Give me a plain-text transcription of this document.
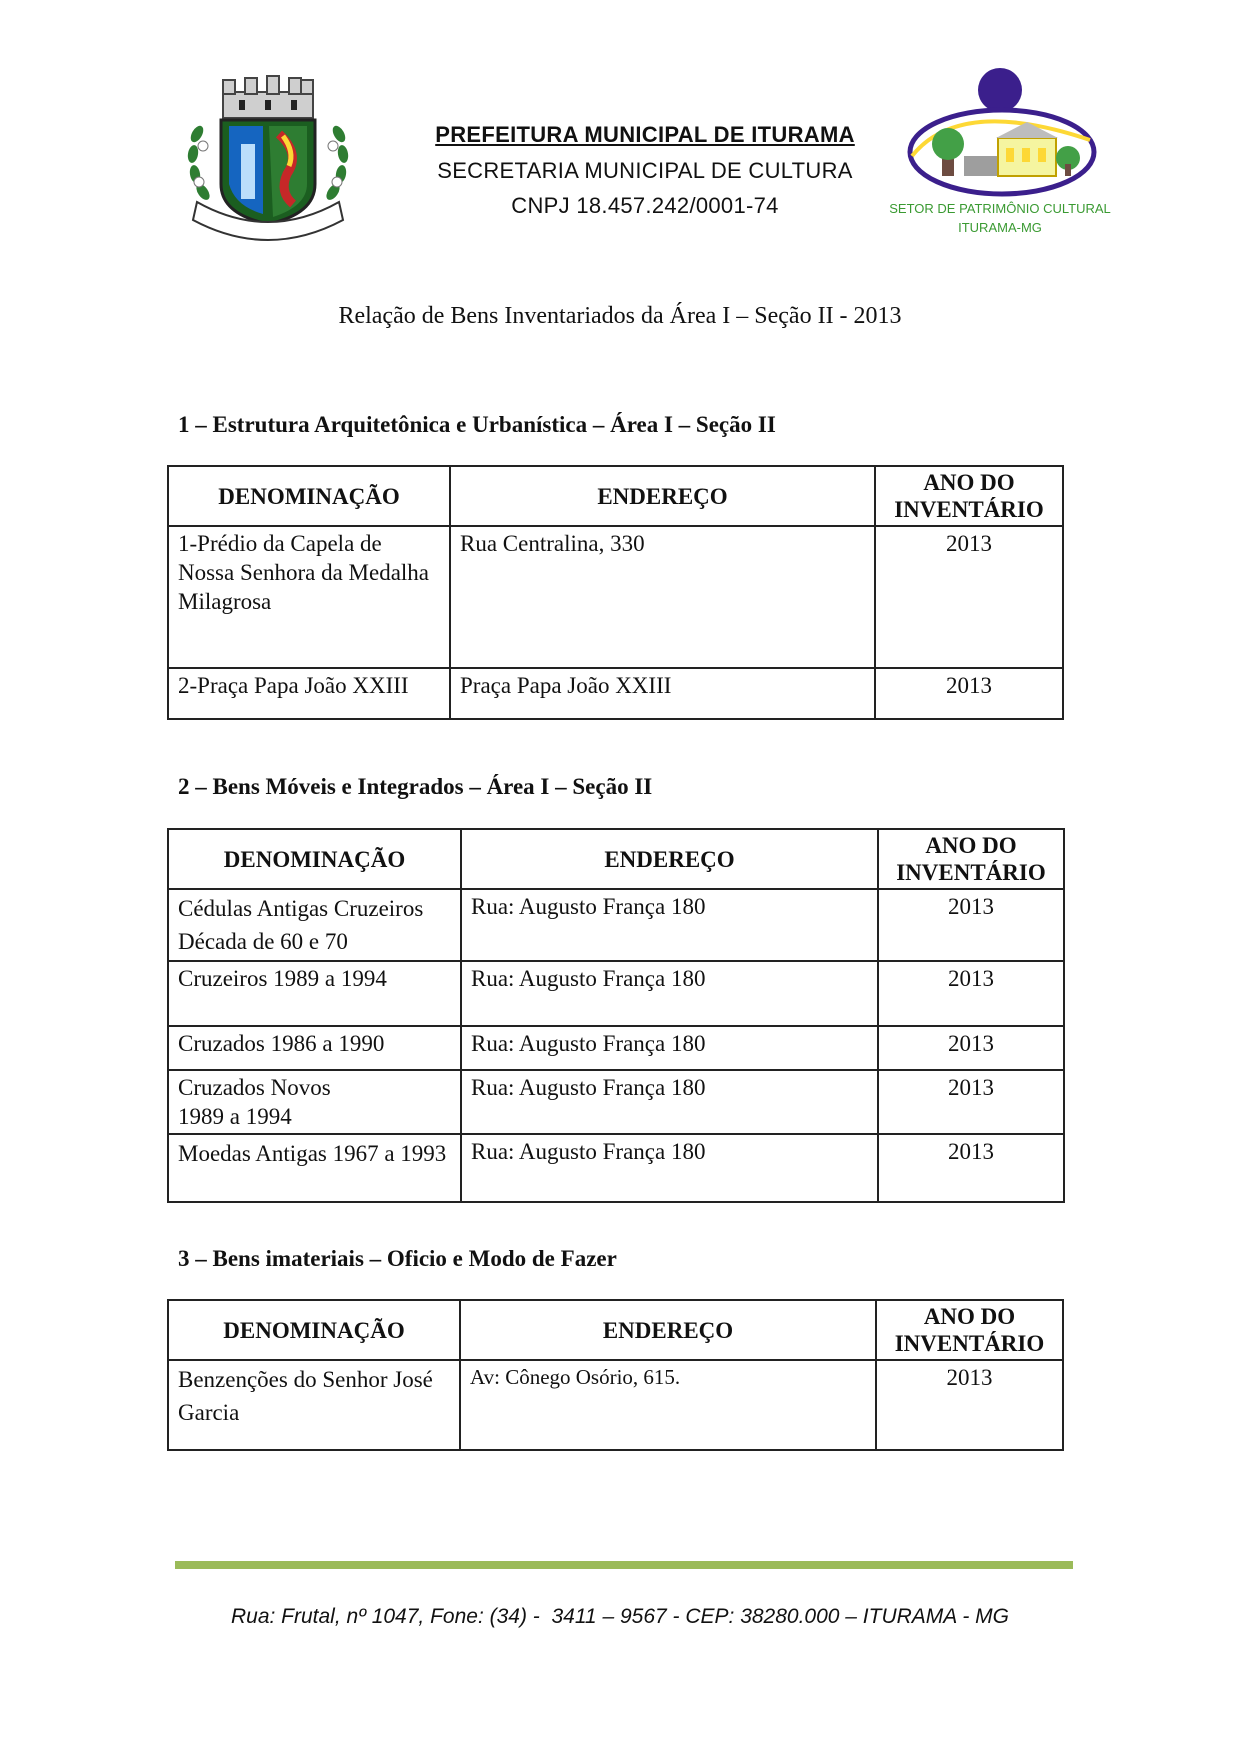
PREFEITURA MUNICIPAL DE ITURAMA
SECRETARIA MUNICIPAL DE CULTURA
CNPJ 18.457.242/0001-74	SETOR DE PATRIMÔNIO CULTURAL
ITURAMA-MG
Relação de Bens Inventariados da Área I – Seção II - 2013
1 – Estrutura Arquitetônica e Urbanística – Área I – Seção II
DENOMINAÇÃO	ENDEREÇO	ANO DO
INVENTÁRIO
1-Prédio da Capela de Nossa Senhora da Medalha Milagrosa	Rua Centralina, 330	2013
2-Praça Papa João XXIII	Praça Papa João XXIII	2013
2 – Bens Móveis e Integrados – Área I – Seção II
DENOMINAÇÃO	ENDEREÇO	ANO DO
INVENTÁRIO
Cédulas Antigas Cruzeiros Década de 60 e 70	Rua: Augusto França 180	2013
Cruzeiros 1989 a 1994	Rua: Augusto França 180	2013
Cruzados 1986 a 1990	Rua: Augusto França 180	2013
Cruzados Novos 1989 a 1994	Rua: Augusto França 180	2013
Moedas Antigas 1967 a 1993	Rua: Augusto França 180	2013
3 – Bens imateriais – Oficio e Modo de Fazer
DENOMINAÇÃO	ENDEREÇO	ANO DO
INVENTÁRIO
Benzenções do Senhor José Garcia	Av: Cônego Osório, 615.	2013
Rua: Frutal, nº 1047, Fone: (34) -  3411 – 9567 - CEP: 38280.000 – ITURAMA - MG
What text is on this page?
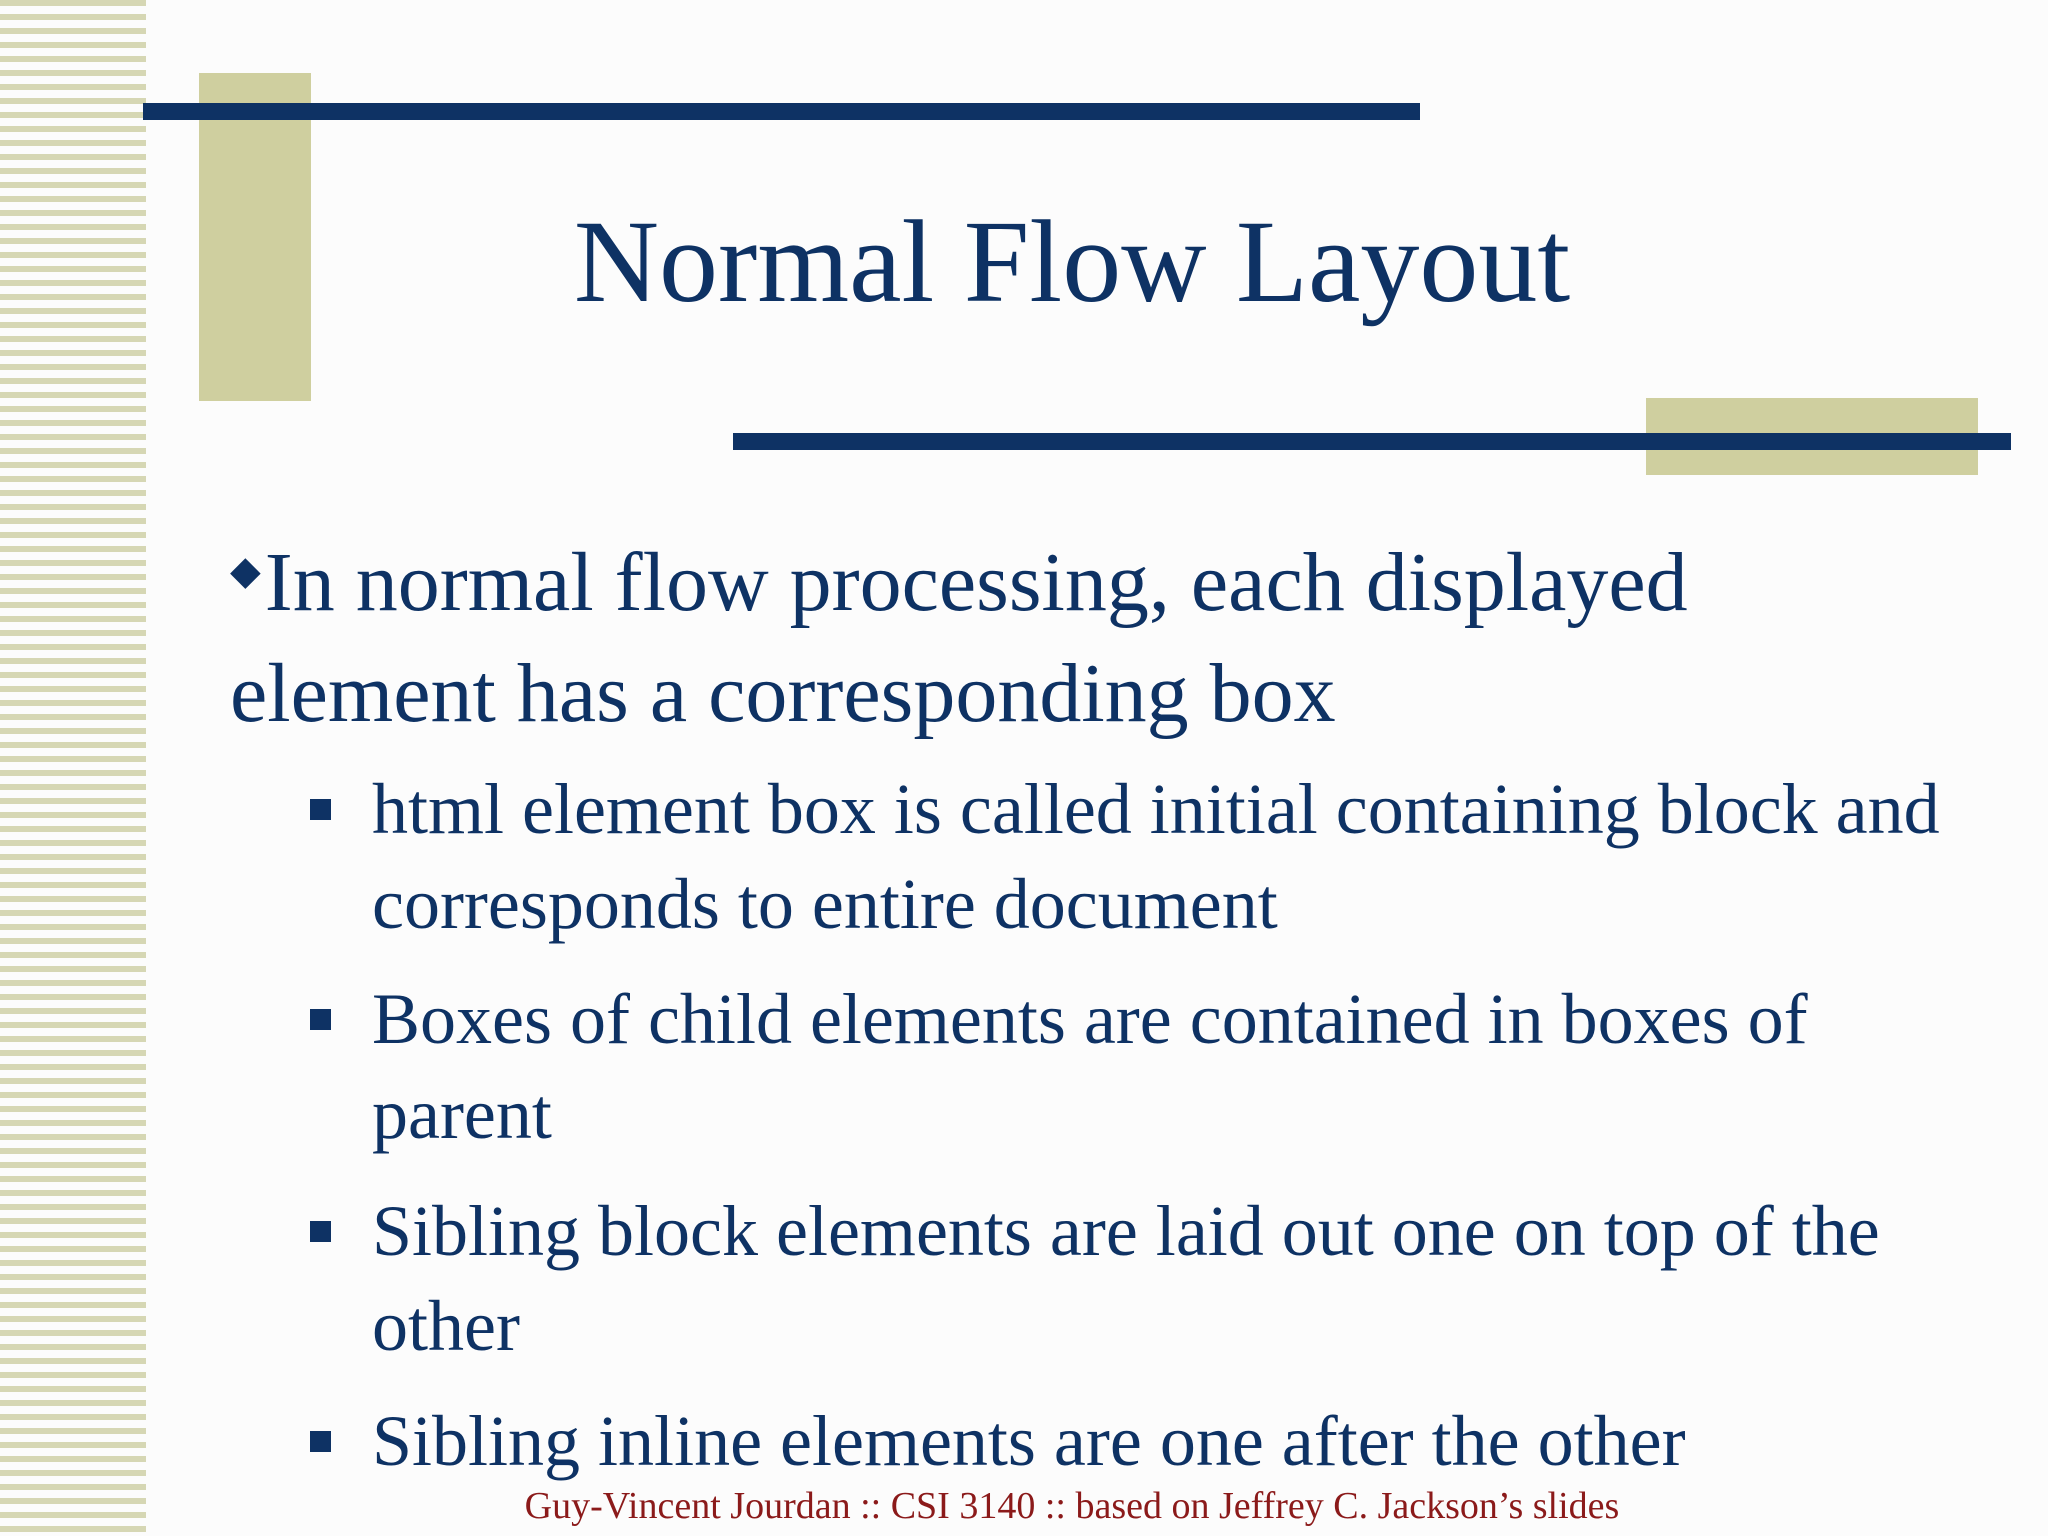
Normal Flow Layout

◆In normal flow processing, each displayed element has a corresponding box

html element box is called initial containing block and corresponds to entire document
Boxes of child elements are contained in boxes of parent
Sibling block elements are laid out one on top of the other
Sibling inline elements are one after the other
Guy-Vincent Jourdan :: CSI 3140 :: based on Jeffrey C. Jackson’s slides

**What is needed**
Give all the entries again exactly, dropping each picture.

**Completed task**
Give me a plain-text transcription of this document.
PREFEITURA MUNICIPAL DE ITURAMA
SECRETARIA MUNICIPAL DE CULTURA
CNPJ 18.457.242/0001-74	SETOR DE PATRIMÔNIO CULTURAL
ITURAMA-MG
Relação de Bens Inventariados da Área I – Seção II - 2013
1 – Estrutura Arquitetônica e Urbanística – Área I – Seção II
DENOMINAÇÃO	ENDEREÇO	ANO DO
INVENTÁRIO
1-Prédio da Capela de Nossa Senhora da Medalha Milagrosa	Rua Centralina, 330	2013
2-Praça Papa João XXIII	Praça Papa João XXIII	2013
2 – Bens Móveis e Integrados – Área I – Seção II
DENOMINAÇÃO	ENDEREÇO	ANO DO
INVENTÁRIO
Cédulas Antigas Cruzeiros Década de 60 e 70	Rua: Augusto França 180	2013
Cruzeiros 1989 a 1994	Rua: Augusto França 180	2013
Cruzados 1986 a 1990	Rua: Augusto França 180	2013
Cruzados Novos 1989 a 1994	Rua: Augusto França 180	2013
Moedas Antigas 1967 a 1993	Rua: Augusto França 180	2013
3 – Bens imateriais – Oficio e Modo de Fazer
DENOMINAÇÃO	ENDEREÇO	ANO DO
INVENTÁRIO
Benzenções do Senhor José Garcia	Av: Cônego Osório, 615.	2013
Rua: Frutal, nº 1047, Fone: (34) -  3411 – 9567 - CEP: 38280.000 – ITURAMA - MG
What text is on this page?
Normal Flow Layout

◆In normal flow processing, each displayed element has a corresponding box

html element box is called initial containing block and corresponds to entire document
Boxes of child elements are contained in boxes of parent
Sibling block elements are laid out one on top of the other
Sibling inline elements are one after the other
Guy-Vincent Jourdan :: CSI 3140 :: based on Jeffrey C. Jackson’s slides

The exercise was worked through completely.